## Work required
Write out every line of the material exactly as it appears.

## Records for the exercise
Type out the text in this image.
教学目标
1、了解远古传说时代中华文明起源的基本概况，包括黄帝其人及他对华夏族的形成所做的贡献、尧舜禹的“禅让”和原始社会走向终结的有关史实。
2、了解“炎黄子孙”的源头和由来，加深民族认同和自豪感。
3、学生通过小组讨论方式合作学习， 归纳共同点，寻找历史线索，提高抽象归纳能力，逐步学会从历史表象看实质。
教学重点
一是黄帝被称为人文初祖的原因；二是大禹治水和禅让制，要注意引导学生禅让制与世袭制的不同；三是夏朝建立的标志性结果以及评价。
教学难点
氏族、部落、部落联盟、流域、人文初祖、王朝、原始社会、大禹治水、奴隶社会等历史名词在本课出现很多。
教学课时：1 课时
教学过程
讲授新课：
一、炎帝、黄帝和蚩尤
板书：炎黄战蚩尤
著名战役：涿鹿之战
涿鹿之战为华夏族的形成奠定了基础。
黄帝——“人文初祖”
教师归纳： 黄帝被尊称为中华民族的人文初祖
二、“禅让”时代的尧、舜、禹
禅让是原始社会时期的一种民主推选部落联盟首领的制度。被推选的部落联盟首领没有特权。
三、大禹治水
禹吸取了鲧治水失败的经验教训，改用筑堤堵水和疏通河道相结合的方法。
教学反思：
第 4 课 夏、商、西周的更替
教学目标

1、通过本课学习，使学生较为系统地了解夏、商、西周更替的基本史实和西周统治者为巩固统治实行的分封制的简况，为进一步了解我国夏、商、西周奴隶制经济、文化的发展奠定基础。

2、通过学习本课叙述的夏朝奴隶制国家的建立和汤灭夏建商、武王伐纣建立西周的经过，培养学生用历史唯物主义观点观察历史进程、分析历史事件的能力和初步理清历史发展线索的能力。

## Solution for this problem
Type out the text in this image.
教学目标
1、了解远古传说时代中华文明起源的基本概况，包括黄帝其人及他对华夏族的形成所做的贡献、尧舜禹的“禅让”和原始社会走向终结的有关史实。
2、了解“炎黄子孙”的源头和由来，加深民族认同和自豪感。
3、学生通过小组讨论方式合作学习， 归纳共同点，寻找历史线索，提高抽象归纳能力，逐步学会从历史表象看实质。
教学重点
一是黄帝被称为人文初祖的原因；二是大禹治水和禅让制，要注意引导学生禅让制与世袭制的不同；三是夏朝建立的标志性结果以及评价。
教学难点
氏族、部落、部落联盟、流域、人文初祖、王朝、原始社会、大禹治水、奴隶社会等历史名词在本课出现很多。
教学课时：1 课时
教学过程
讲授新课：
一、炎帝、黄帝和蚩尤
板书：炎黄战蚩尤
著名战役：涿鹿之战
涿鹿之战为华夏族的形成奠定了基础。
黄帝——“人文初祖”
教师归纳： 黄帝被尊称为中华民族的人文初祖
二、“禅让”时代的尧、舜、禹
禅让是原始社会时期的一种民主推选部落联盟首领的制度。被推选的部落联盟首领没有特权。
三、大禹治水
禹吸取了鲧治水失败的经验教训，改用筑堤堵水和疏通河道相结合的方法。
教学反思：
第 4 课 夏、商、西周的更替
教学目标

1、通过本课学习，使学生较为系统地了解夏、商、西周更替的基本史实和西周统治者为巩固统治实行的分封制的简况，为进一步了解我国夏、商、西周奴隶制经济、文化的发展奠定基础。

2、通过学习本课叙述的夏朝奴隶制国家的建立和汤灭夏建商、武王伐纣建立西周的经过，培养学生用历史唯物主义观点观察历史进程、分析历史事件的能力和初步理清历史发展线索的能力。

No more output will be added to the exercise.